Written instruction » Look through the data below and return each line where "screenshot" appears.

Collected data entries:
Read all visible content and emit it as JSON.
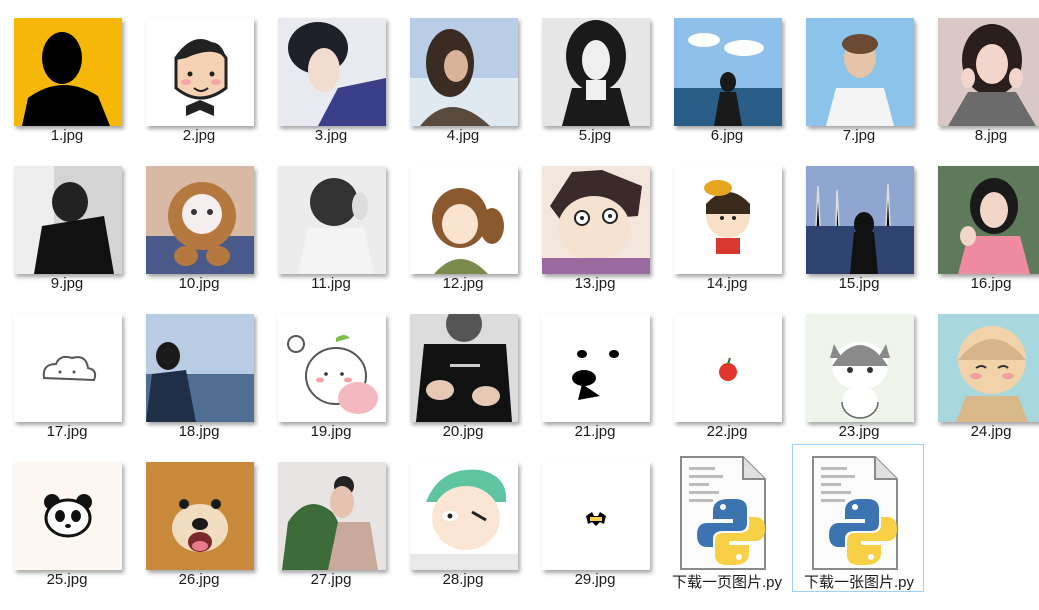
{
  "files": [
    {
      "name": "1.jpg",
      "icon": "silhouette-image-icon",
      "colors": [
        "#f6b708",
        "#000000"
      ]
    },
    {
      "name": "2.jpg",
      "icon": "cartoon-boy-image-icon",
      "colors": [
        "#ffffff",
        "#222222"
      ]
    },
    {
      "name": "3.jpg",
      "icon": "anime-portrait-image-icon",
      "colors": [
        "#e9e9f0",
        "#3b3f8a"
      ]
    },
    {
      "name": "4.jpg",
      "icon": "woman-sky-photo-icon",
      "colors": [
        "#b9cde6",
        "#5a4a3e"
      ]
    },
    {
      "name": "5.jpg",
      "icon": "woman-bw-photo-icon",
      "colors": [
        "#e6e6e6",
        "#1a1a1a"
      ]
    },
    {
      "name": "6.jpg",
      "icon": "sea-girl-photo-icon",
      "colors": [
        "#6fa6da",
        "#2a4d6e"
      ]
    },
    {
      "name": "7.jpg",
      "icon": "man-blue-photo-icon",
      "colors": [
        "#8cc3ea",
        "#f4f4f4"
      ]
    },
    {
      "name": "8.jpg",
      "icon": "girl-portrait-photo-icon",
      "colors": [
        "#d9c8c5",
        "#2a1f1d"
      ]
    },
    {
      "name": "9.jpg",
      "icon": "man-bw-photo-icon",
      "colors": [
        "#d4d4d4",
        "#111111"
      ]
    },
    {
      "name": "10.jpg",
      "icon": "cat-hood-photo-icon",
      "colors": [
        "#d8b9a4",
        "#a9652f"
      ]
    },
    {
      "name": "11.jpg",
      "icon": "girl-bw-photo-icon",
      "colors": [
        "#ececec",
        "#333333"
      ]
    },
    {
      "name": "12.jpg",
      "icon": "anime-girl-image-icon",
      "colors": [
        "#ffffff",
        "#8a5a2e"
      ]
    },
    {
      "name": "13.jpg",
      "icon": "anime-boy-image-icon",
      "colors": [
        "#f3e6dc",
        "#3a2a2a"
      ]
    },
    {
      "name": "14.jpg",
      "icon": "cartoon-kid-image-icon",
      "colors": [
        "#ffffff",
        "#e8a620"
      ]
    },
    {
      "name": "15.jpg",
      "icon": "harbor-girl-photo-icon",
      "colors": [
        "#6b86b8",
        "#1e2a47"
      ]
    },
    {
      "name": "16.jpg",
      "icon": "girl-smile-photo-icon",
      "colors": [
        "#5e7a5a",
        "#ef8ba0"
      ]
    },
    {
      "name": "17.jpg",
      "icon": "cloud-doodle-image-icon",
      "colors": [
        "#ffffff",
        "#555555"
      ]
    },
    {
      "name": "18.jpg",
      "icon": "man-sea-photo-icon",
      "colors": [
        "#8fb3d9",
        "#1f2f47"
      ]
    },
    {
      "name": "19.jpg",
      "icon": "cute-sprout-image-icon",
      "colors": [
        "#ffffff",
        "#f4b9bf"
      ]
    },
    {
      "name": "20.jpg",
      "icon": "man-black-shirt-photo-icon",
      "colors": [
        "#dcdcdc",
        "#111111"
      ]
    },
    {
      "name": "21.jpg",
      "icon": "doge-face-image-icon",
      "colors": [
        "#ffffff",
        "#000000"
      ]
    },
    {
      "name": "22.jpg",
      "icon": "apple-image-icon",
      "colors": [
        "#ffffff",
        "#e0362b"
      ]
    },
    {
      "name": "23.jpg",
      "icon": "cartoon-cat-image-icon",
      "colors": [
        "#eef4ea",
        "#8a8a8a"
      ]
    },
    {
      "name": "24.jpg",
      "icon": "cartoon-monk-image-icon",
      "colors": [
        "#a8d8de",
        "#f2d2a8"
      ]
    },
    {
      "name": "25.jpg",
      "icon": "panda-face-image-icon",
      "colors": [
        "#fdf9f2",
        "#111111"
      ]
    },
    {
      "name": "26.jpg",
      "icon": "shiba-dog-photo-icon",
      "colors": [
        "#c98a3b",
        "#f2dcc0"
      ]
    },
    {
      "name": "27.jpg",
      "icon": "girl-plant-photo-icon",
      "colors": [
        "#e8e4e4",
        "#3d6b3a"
      ]
    },
    {
      "name": "28.jpg",
      "icon": "zoro-anime-image-icon",
      "colors": [
        "#ffffff",
        "#5fc4a0"
      ]
    },
    {
      "name": "29.jpg",
      "icon": "batman-logo-image-icon",
      "colors": [
        "#ffffff",
        "#000000"
      ]
    },
    {
      "name": "下载一页图片.py",
      "icon": "python-file-icon",
      "colors": [
        "#3b74b0",
        "#f7d046"
      ]
    },
    {
      "name": "下载一张图片.py",
      "icon": "python-file-icon",
      "colors": [
        "#3b74b0",
        "#f7d046"
      ],
      "selected": true
    }
  ]
}
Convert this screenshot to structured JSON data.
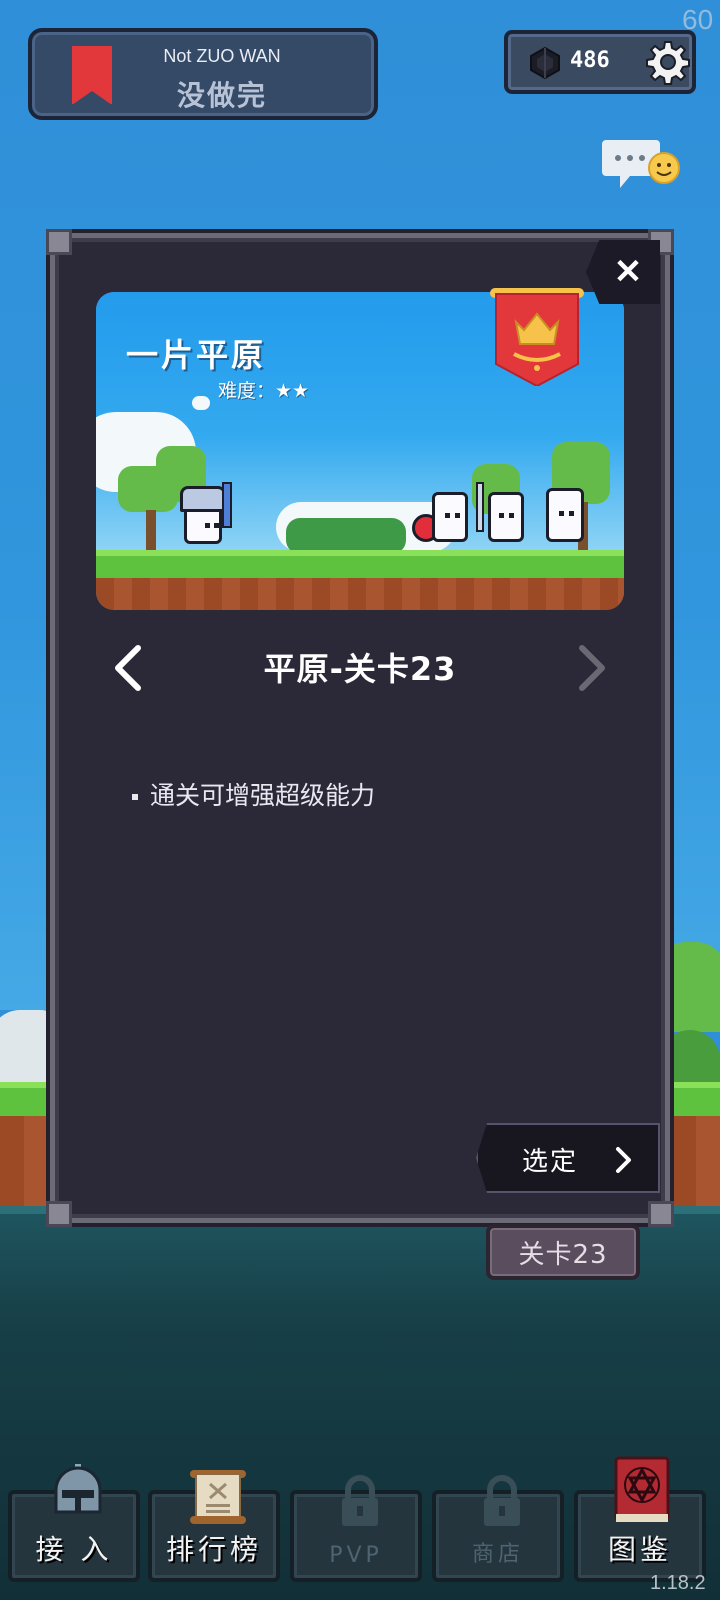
{
  "header": {
    "title_en": "Not ZUO WAN",
    "title_cn": "没做完",
    "currency_value": "486",
    "fps": "60"
  },
  "modal": {
    "card": {
      "title": "一片平原",
      "difficulty": "难度：★★"
    },
    "stage_name": "平原-关卡23",
    "description": "通关可增强超级能力",
    "select_label": "选定"
  },
  "level_tag": "关卡23",
  "tabs": [
    {
      "label": "接 入",
      "icon": "knight-helmet-icon",
      "locked": false
    },
    {
      "label": "排行榜",
      "icon": "scroll-icon",
      "locked": false
    },
    {
      "label": "PVP",
      "icon": "lock-icon",
      "locked": true
    },
    {
      "label": "商店",
      "icon": "lock-icon",
      "locked": true
    },
    {
      "label": "图鉴",
      "icon": "red-book-icon",
      "locked": false
    }
  ],
  "version": "1.18.2",
  "colors": {
    "sky": "#2f8fd8",
    "modal_bg": "#2b2838",
    "banner_red": "#e2383c",
    "crown_gold": "#f7c24a"
  }
}
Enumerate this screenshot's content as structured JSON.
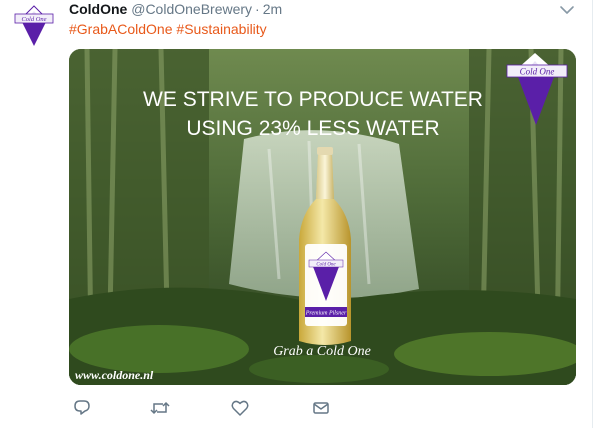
{
  "tweet": {
    "author_name": "ColdOne",
    "author_handle": "@ColdOneBrewery",
    "separator": "·",
    "time": "2m",
    "hashtags": [
      "#GrabAColdOne",
      "#Sustainability"
    ]
  },
  "avatar": {
    "logo_text": "Cold One"
  },
  "media": {
    "headline_line1": "WE STRIVE TO PRODUCE WATER",
    "headline_line2": "USING 23% LESS WATER",
    "corner_logo_text": "Cold One",
    "bottle_top_label": "Cold One",
    "bottle_bottom_label": "Premium Pilsner",
    "tagline": "Grab a Cold One",
    "website": "www.coldone.nl"
  },
  "actions": [
    "reply-icon",
    "retweet-icon",
    "like-icon",
    "message-icon"
  ],
  "colors": {
    "hashtag": "#e8591a",
    "brand_purple": "#5a1fa8",
    "muted_text": "#657786",
    "name_text": "#14171a"
  }
}
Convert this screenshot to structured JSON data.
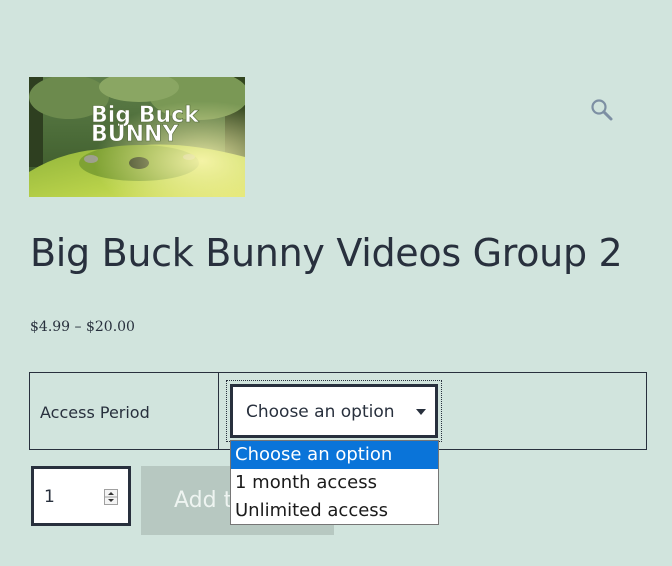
{
  "product": {
    "thumbnail_text": [
      "Big Buck",
      "BUNNY"
    ],
    "title": "Big Buck Bunny Videos Group 2",
    "price": "$4.99 – $20.00"
  },
  "variations": {
    "label": "Access Period",
    "selected": "Choose an option",
    "options": [
      {
        "label": "Choose an option",
        "highlighted": true
      },
      {
        "label": "1 month access",
        "highlighted": false
      },
      {
        "label": "Unlimited access",
        "highlighted": false
      }
    ]
  },
  "quantity": {
    "value": "1"
  },
  "add_to_cart": {
    "label": "Add to cart"
  },
  "icons": {
    "search": "search-icon",
    "dropdown": "chevron-down-icon",
    "spinner": "spinner-arrows-icon"
  },
  "colors": {
    "background": "#d1e4dd",
    "text": "#28303d",
    "highlight": "#0a74d9",
    "button_disabled": "#b7c8c1"
  }
}
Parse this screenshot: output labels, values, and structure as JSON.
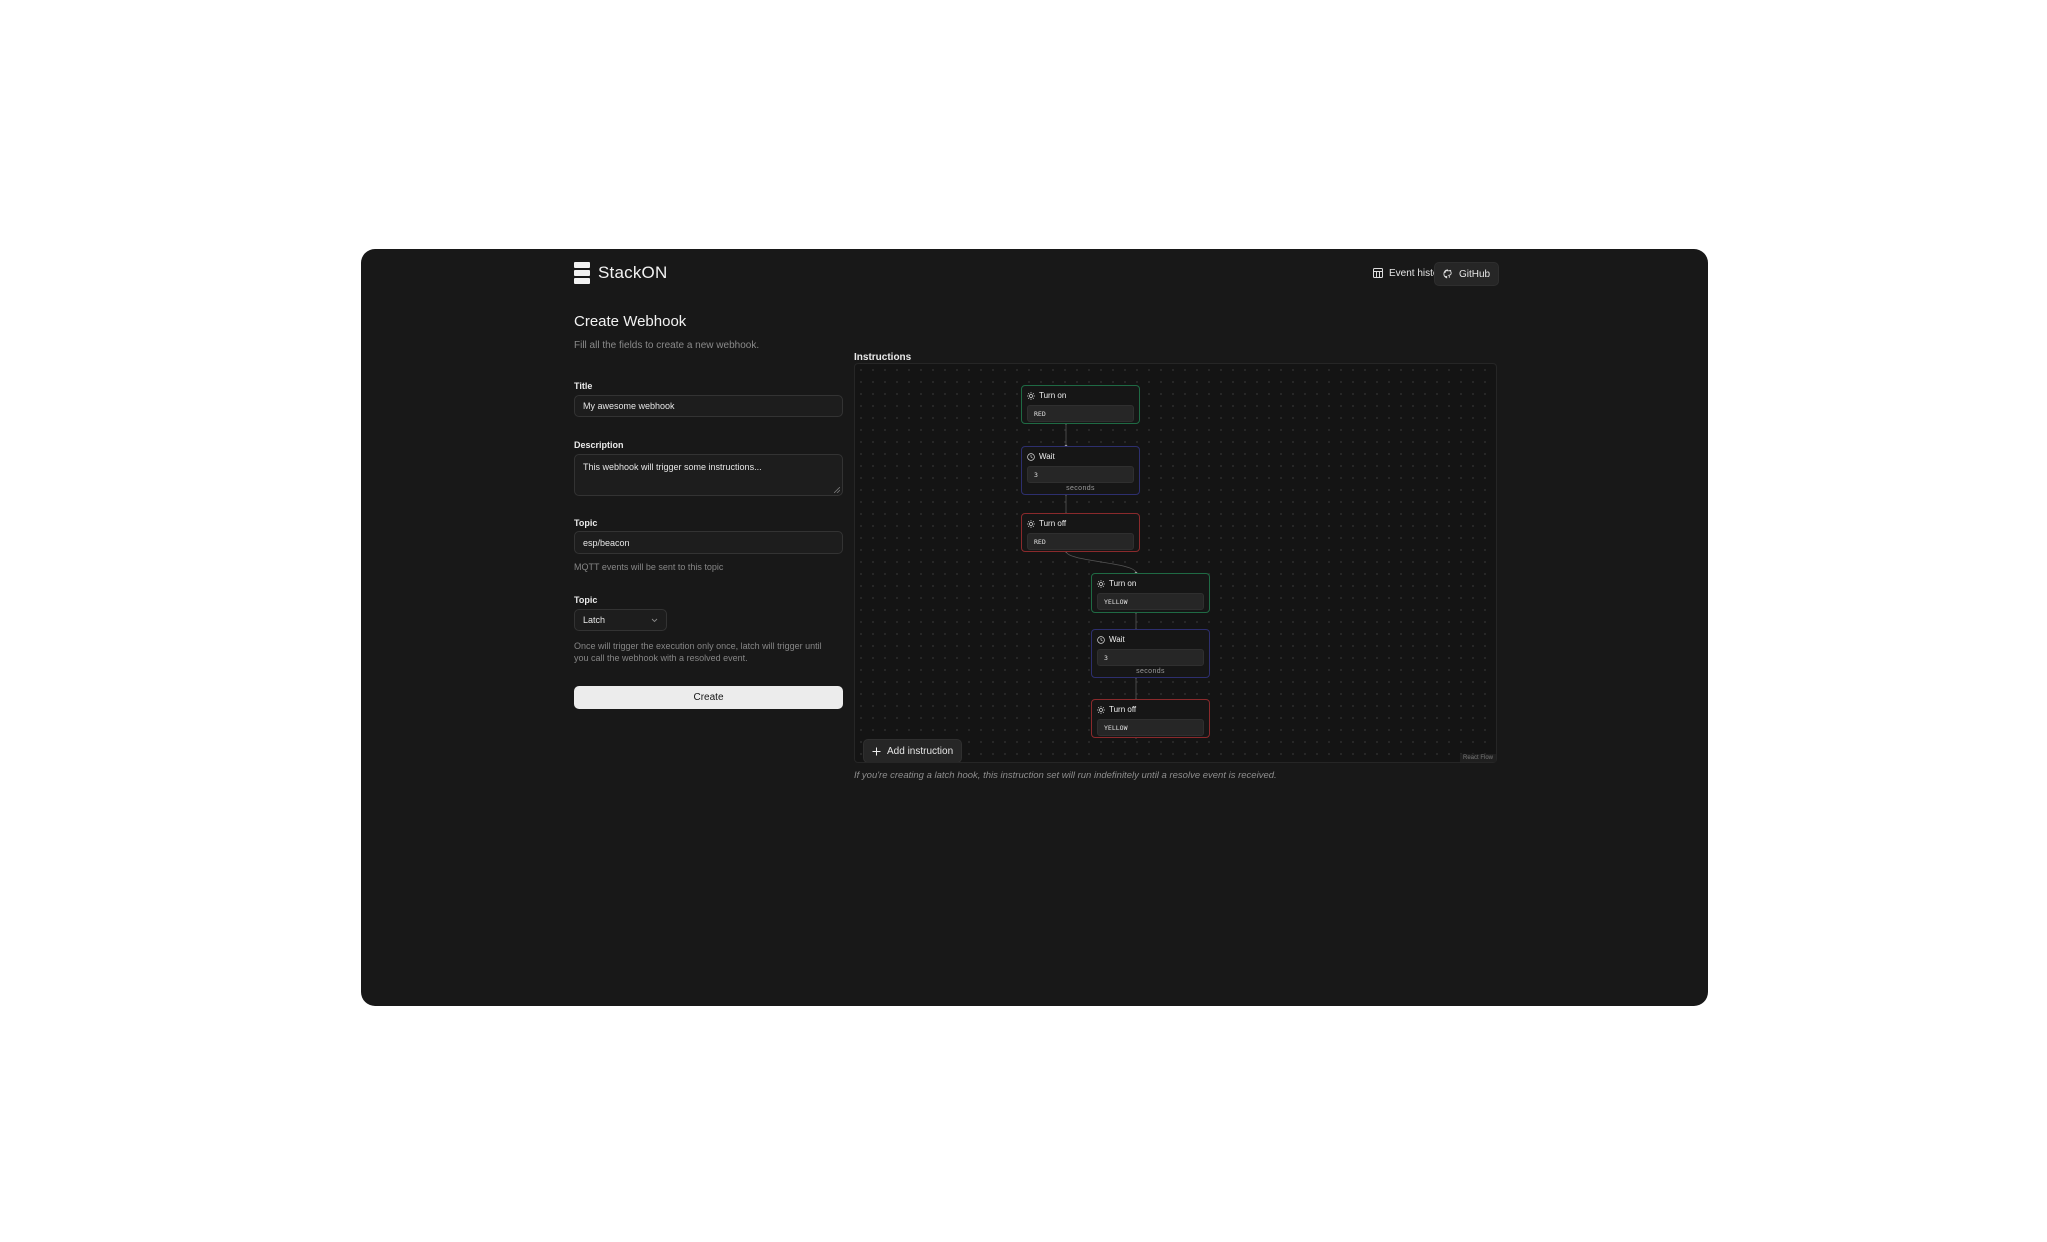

Completed task »
Convert this screenshot to structured JSON data.
Enumerate this screenshot's content as structured JSON.
Convert this screenshot to structured JSON data.
Parse this screenshot: output labels, values, and structure as JSON.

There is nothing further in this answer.